▶ [AIM OF THE EXERCISE]: Identify the lines that contain the string "geen" and copy all of them.

───── ROWS ─────

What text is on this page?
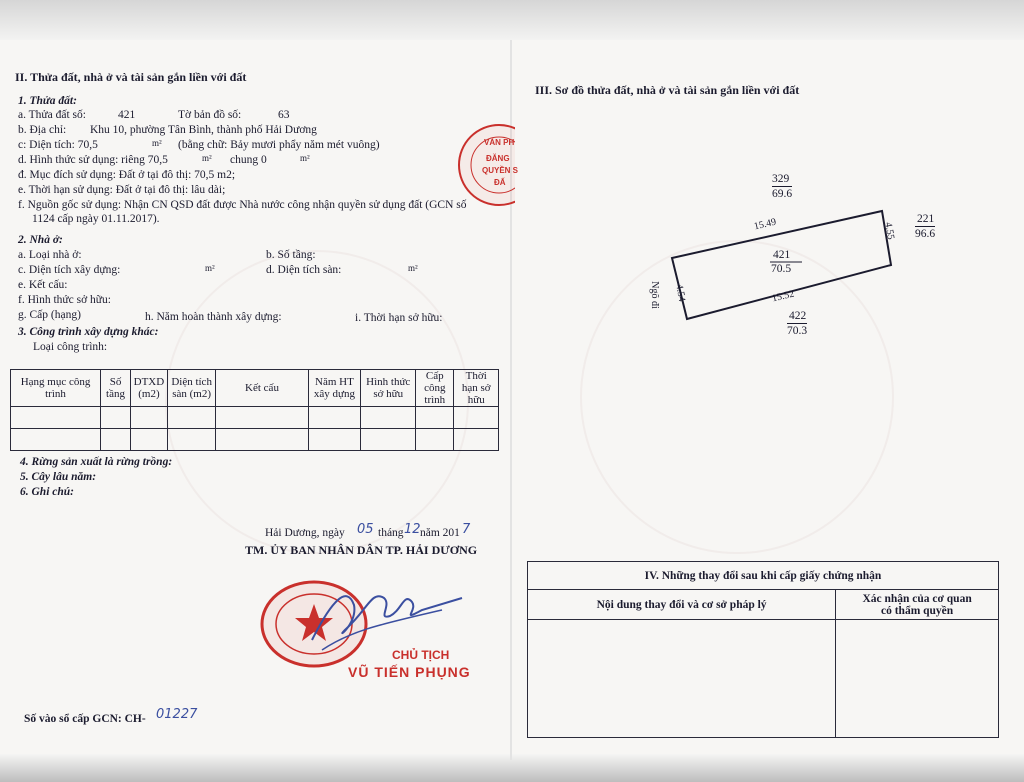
II. Thửa đất, nhà ở và tài sản gắn liền với đất
1. Thửa đất:
a. Thửa đất số:	421	Tờ bản đồ số:	63
b. Địa chỉ: Khu 10, phường Tân Bình, thành phố Hải Dương
c: Diện tích: 70,5	m² (bằng chữ: Bảy mươi phẩy năm mét vuông)
d. Hình thức sử dụng: riêng 70,5	m² chung 0	m²
đ. Mục đích sử dụng: Đất ở tại đô thị: 70,5 m2;
e. Thời hạn sử dụng: Đất ở tại đô thị: lâu dài;
f. Nguồn gốc sử dụng: Nhận CN QSD đất được Nhà nước công nhận quyền sử dụng đất (GCN số
1124 cấp ngày 01.11.2017).
2. Nhà ở:
a. Loại nhà ở:	b. Số tầng:
c. Diện tích xây dựng:	m²	d. Diện tích sàn:	m²
e. Kết cấu:
f. Hình thức sở hữu:
g. Cấp (hạng)	h. Năm hoàn thành xây dựng:	i. Thời hạn sở hữu:
3. Công trình xây dựng khác:
Loại công trình:
Hạng mục công trình	Số tầng	DTXD (m2)	Diện tích sàn (m2)	Kết cấu	Năm HT xây dựng	Hình thức sở hữu	Cấp công trình	Thời hạn sở hữu

4. Rừng sản xuất là rừng trồng:
5. Cây lâu năm:
6. Ghi chú:
Hải Dương, ngày 05 tháng 12 năm 201 7
TM. ỦY BAN NHÂN DÂN TP. HẢI DƯƠNG
CHỦ TỊCH
VŨ TIẾN PHỤNG
Số vào sổ cấp GCN: CH- 01227
VĂN PH
ĐĂNG
QUYỀN S
ĐẤ
III. Sơ đồ thửa đất, nhà ở và tài sản gắn liền với đất
329
69.6
221
96.6
421
70.5
422
70.3
15.49	4.55
4.54	15.52
Ngõ đi
IV. Những thay đổi sau khi cấp giấy chứng nhận	
Nội dung thay đổi và cơ sở pháp lý	Xác nhận của cơ quan
có thẩm quyền
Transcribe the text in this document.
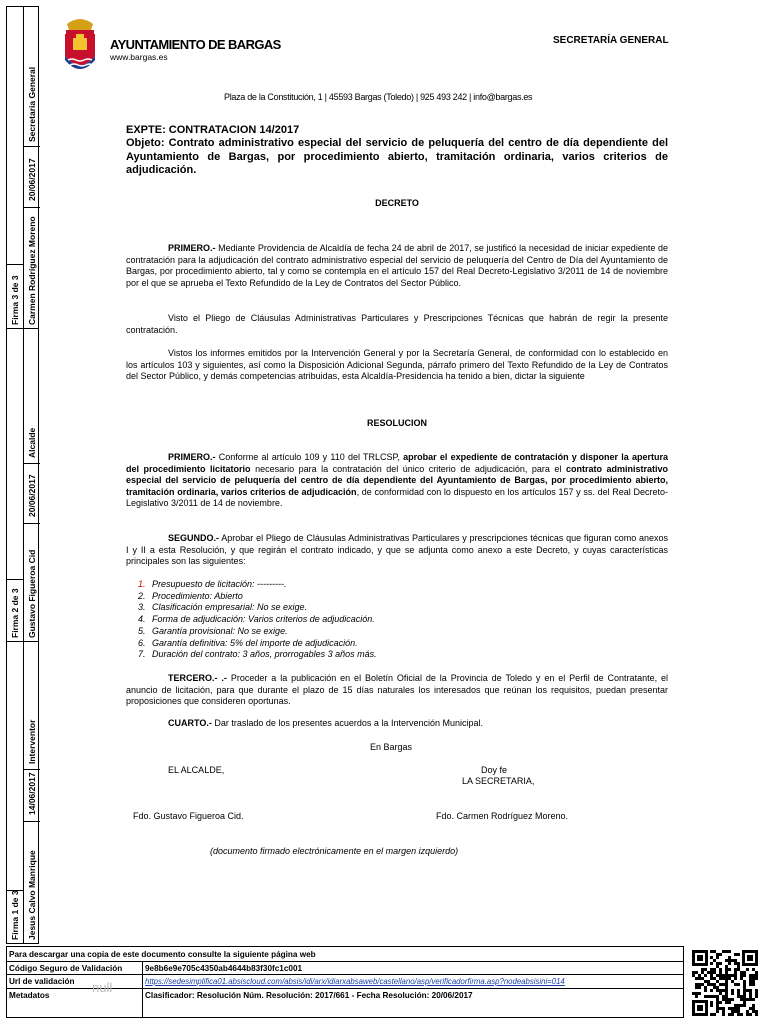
Firma 3 de 3 Carmen Rodríguez Moreno
20/06/2017
Secretaria General
Firma 2 de 3 Gustavo Figueroa Cid
20/06/2017
Alcalde
Firma 1 de 3 Jesus Calvo Manrique
14/06/2017
Interventor
AYUNTAMIENTO DE BARGAS
www.bargas.es
SECRETARÍA GENERAL
Plaza de la Constitución, 1 | 45593 Bargas (Toledo) | 925 493 242 | info@bargas.es
EXPTE: CONTRATACION 14/2017
Objeto: Contrato administrativo especial del servicio de peluquería del centro de día dependiente del Ayuntamiento de Bargas, por procedimiento abierto, tramitación ordinaria, varios criterios de adjudicación.
DECRETO
PRIMERO.- Mediante Providencia de Alcaldía de fecha 24 de abril de 2017, se justificó la necesidad de iniciar expediente de contratación para la adjudicación del contrato administrativo especial del servicio de peluquería del Centro de Día del Ayuntamiento de Bargas, por procedimiento abierto, tal y como se contempla en el artículo 157 del Real Decreto-Legislativo 3/2011 de 14 de noviembre por el que se aprueba el Texto Refundido de la Ley de Contratos del Sector Público.
Visto el Pliego de Cláusulas Administrativas Particulares y Prescripciones Técnicas que habrán de regir la presente contratación.
Vistos los informes emitidos por la Intervención General y por la Secretaría General, de conformidad con lo establecido en los artículos 103 y siguientes, así como la Disposición Adicional Segunda, párrafo primero del Texto Refundido de la Ley de Contratos del Sector Público, y demás competencias atribuidas, esta Alcaldía-Presidencia ha tenido a bien, dictar la siguiente
RESOLUCION
PRIMERO.- Conforme al artículo 109 y 110 del TRLCSP, aprobar el expediente de contratación y disponer la apertura del procedimiento licitatorio necesario para la contratación del único criterio de adjudicación, para el contrato administrativo especial del servicio de peluquería del centro de día dependiente del Ayuntamiento de Bargas, por procedimiento abierto, tramitación ordinaria, varios criterios de adjudicación, de conformidad con lo dispuesto en los artículos 157 y ss. del Real Decreto-Legislativo 3/2011 de 14 de noviembre.
SEGUNDO.- Aprobar el Pliego de Cláusulas Administrativas Particulares y prescripciones técnicas que figuran como anexos I y II a esta Resolución, y que regirán el contrato indicado, y que se adjunta como anexo a este Decreto, y cuyas características principales son las siguientes:
1. Presupuesto de licitación: ---------.
2. Procedimiento: Abierto
3. Clasificación empresarial: No se exige.
4. Forma de adjudicación: Varios criterios de adjudicación.
5. Garantía provisional: No se exige.
6. Garantía definitiva: 5% del importe de adjudicación.
7. Duración del contrato: 3 años, prorrogables 3 años más.
TERCERO.- .- Proceder a la publicación en el Boletín Oficial de la Provincia de Toledo y en el Perfil de Contratante, el anuncio de licitación, para que durante el plazo de 15 días naturales los interesados que reúnan los requisitos, puedan presentar proposiciones que consideren oportunas.
CUARTO.- Dar traslado de los presentes acuerdos a la Intervención Municipal.
En Bargas
EL ALCALDE,	Doy fe
LA SECRETARIA,
Fdo. Gustavo Figueroa Cid.	Fdo. Carmen Rodríguez Moreno.
(documento firmado electrónicamente en el margen izquierdo)
Para descargar una copia de este documento consulte la siguiente página web
Código Seguro de Validación	9e8b6e9e705c4350ab4644b83f30fc1c001
Url de validación	https://sedesimplifica01.absiscloud.com/absis/idi/arx/idiarxabsaweb/castellano/asp/verificadorfirma.asp?nodeabsisini=014
Metadatos	Clasificador: Resolución Núm. Resolución: 2017/661 - Fecha Resolución: 20/06/2017
null
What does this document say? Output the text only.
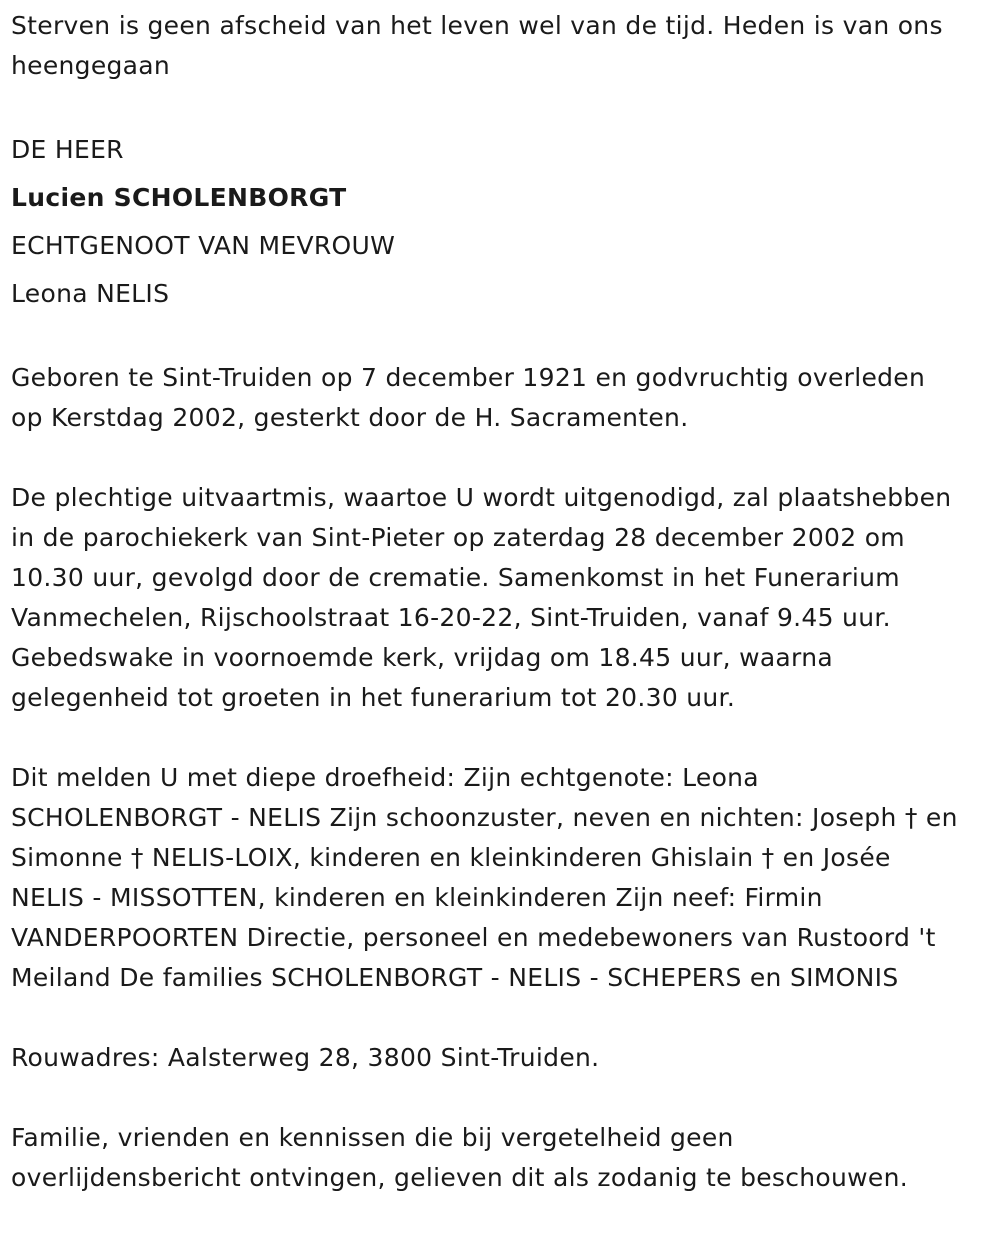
Sterven is geen afscheid van het leven wel van de tijd. Heden is van ons
heengegaan

DE HEER
Lucien SCHOLENBORGT
ECHTGENOOT VAN MEVROUW
Leona NELIS

Geboren te Sint-Truiden op 7 december 1921 en godvruchtig overleden
op Kerstdag 2002, gesterkt door de H. Sacramenten.

De plechtige uitvaartmis, waartoe U wordt uitgenodigd, zal plaatshebben
in de parochiekerk van Sint-Pieter op zaterdag 28 december 2002 om
10.30 uur, gevolgd door de crematie. Samenkomst in het Funerarium
Vanmechelen, Rijschoolstraat 16-20-22, Sint-Truiden, vanaf 9.45 uur.
Gebedswake in voornoemde kerk, vrijdag om 18.45 uur, waarna
gelegenheid tot groeten in het funerarium tot 20.30 uur.

Dit melden U met diepe droefheid: Zijn echtgenote: Leona
SCHOLENBORGT - NELIS Zijn schoonzuster, neven en nichten: Joseph † en
Simonne † NELIS-LOIX, kinderen en kleinkinderen Ghislain † en Josée
NELIS - MISSOTTEN, kinderen en kleinkinderen Zijn neef: Firmin
VANDERPOORTEN Directie, personeel en medebewoners van Rustoord 't
Meiland De families SCHOLENBORGT - NELIS - SCHEPERS en SIMONIS

Rouwadres: Aalsterweg 28, 3800 Sint-Truiden.

Familie, vrienden en kennissen die bij vergetelheid geen
overlijdensbericht ontvingen, gelieven dit als zodanig te beschouwen.
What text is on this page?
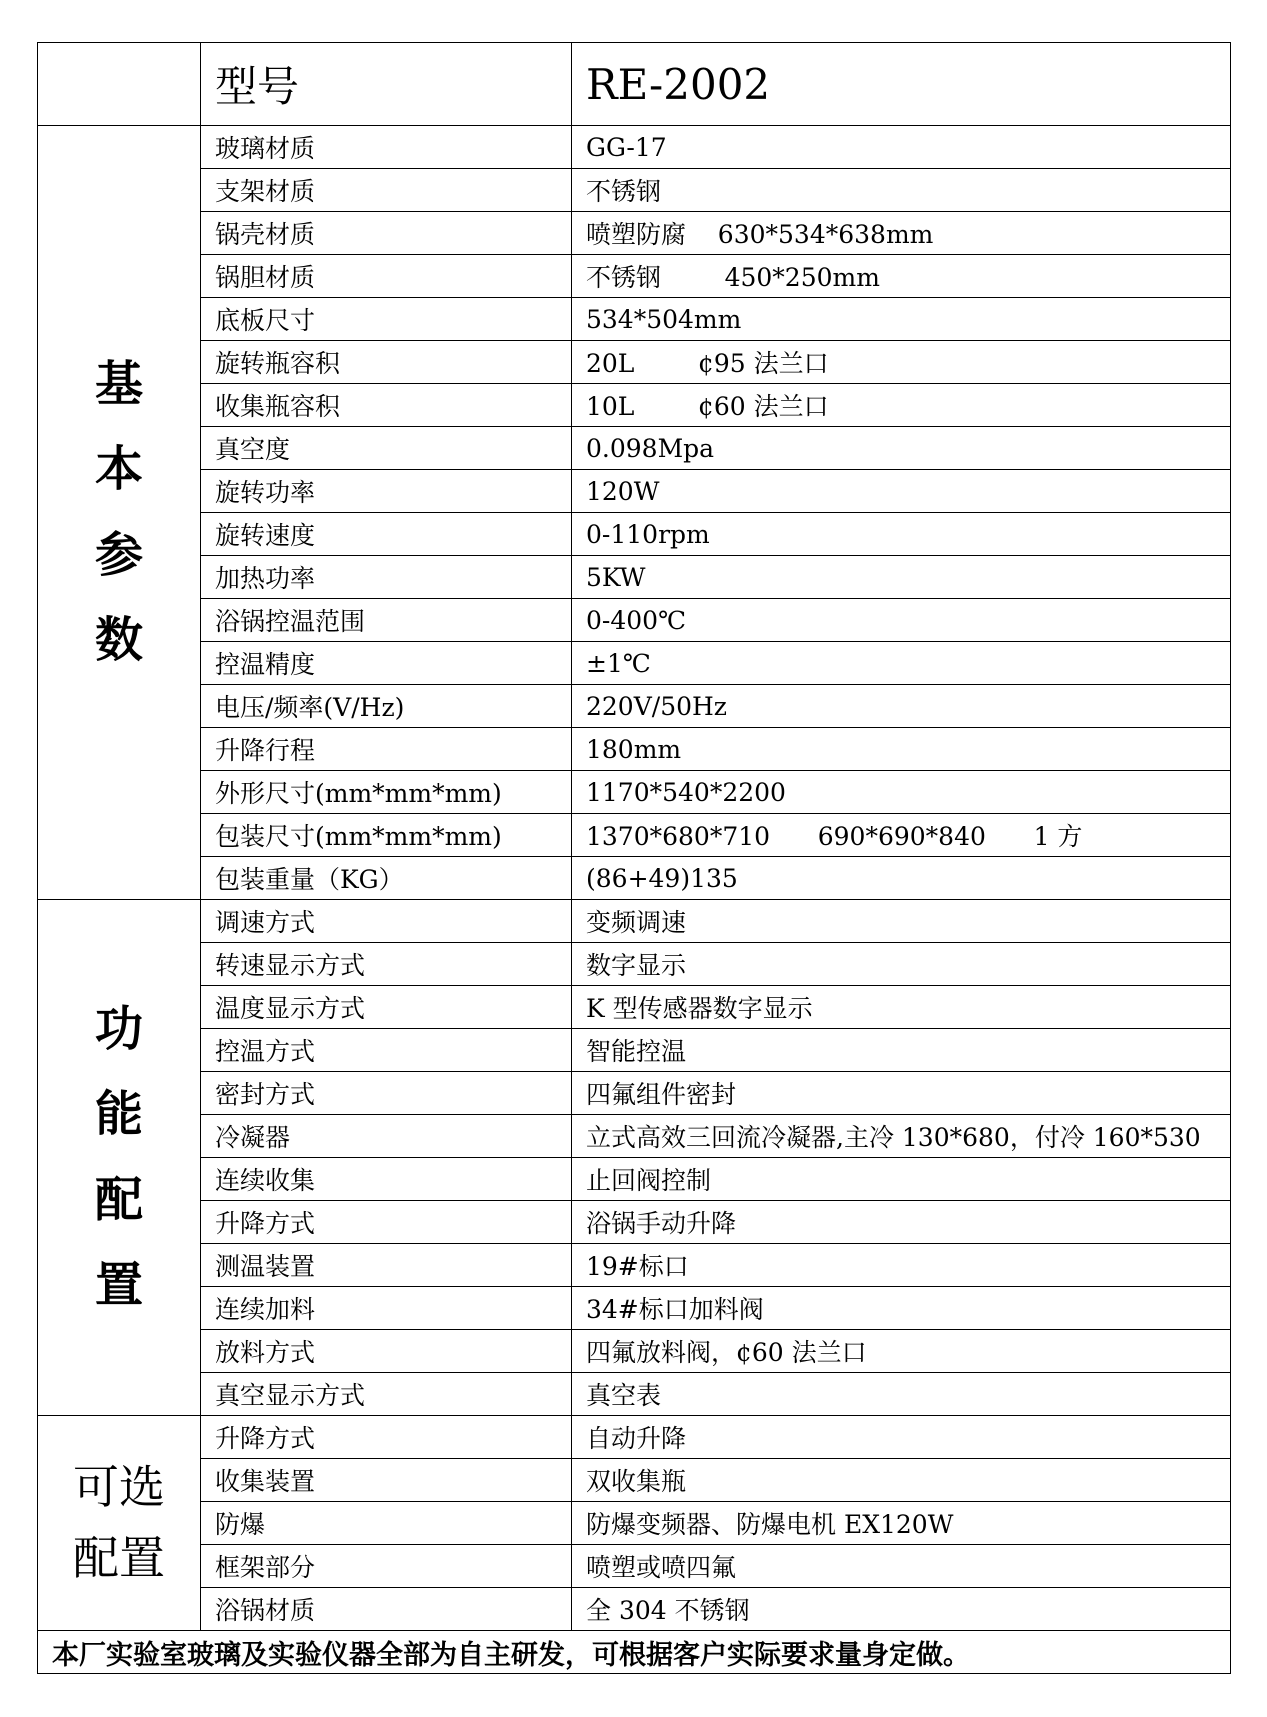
	型号	RE-2002
基
本
参
数	玻璃材质	GG-17
	支架材质	不锈钢
	锅壳材质	喷塑防腐    630*534*638mm
	锅胆材质	不锈钢        450*250mm
	底板尺寸	534*504mm
	旋转瓶容积	20L        ¢95 法兰口
	收集瓶容积	10L        ¢60 法兰口
	真空度	0.098Mpa
	旋转功率	120W
	旋转速度	0-110rpm
	加热功率	5KW
	浴锅控温范围	0-400℃
	控温精度	±1℃
	电压/频率(V/Hz)	220V/50Hz
	升降行程	180mm
	外形尺寸(mm*mm*mm)	1170*540*2200
	包装尺寸(mm*mm*mm)	1370*680*710      690*690*840      1 方
	包装重量（KG）	(86+49)135
功
能
配
置	调速方式	变频调速
	转速显示方式	数字显示
	温度显示方式	K 型传感器数字显示
	控温方式	智能控温
	密封方式	四氟组件密封
	冷凝器	立式高效三回流冷凝器,主冷 130*680，付冷 160*530
	连续收集	止回阀控制
	升降方式	浴锅手动升降
	测温装置	19#标口
	连续加料	34#标口加料阀
	放料方式	四氟放料阀，¢60 法兰口
	真空显示方式	真空表
可选
配置	升降方式	自动升降
	收集装置	双收集瓶
	防爆	防爆变频器、防爆电机 EX120W
	框架部分	喷塑或喷四氟
	浴锅材质	全 304 不锈钢
本厂实验室玻璃及实验仪器全部为自主研发，可根据客户实际要求量身定做。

─────

▶ [PROBLEM SOLUTION]:
Sterven is geen afscheid van het leven wel van de tijd. Heden is van ons
Familie, vrienden en kennissen die bij vergetelheid geen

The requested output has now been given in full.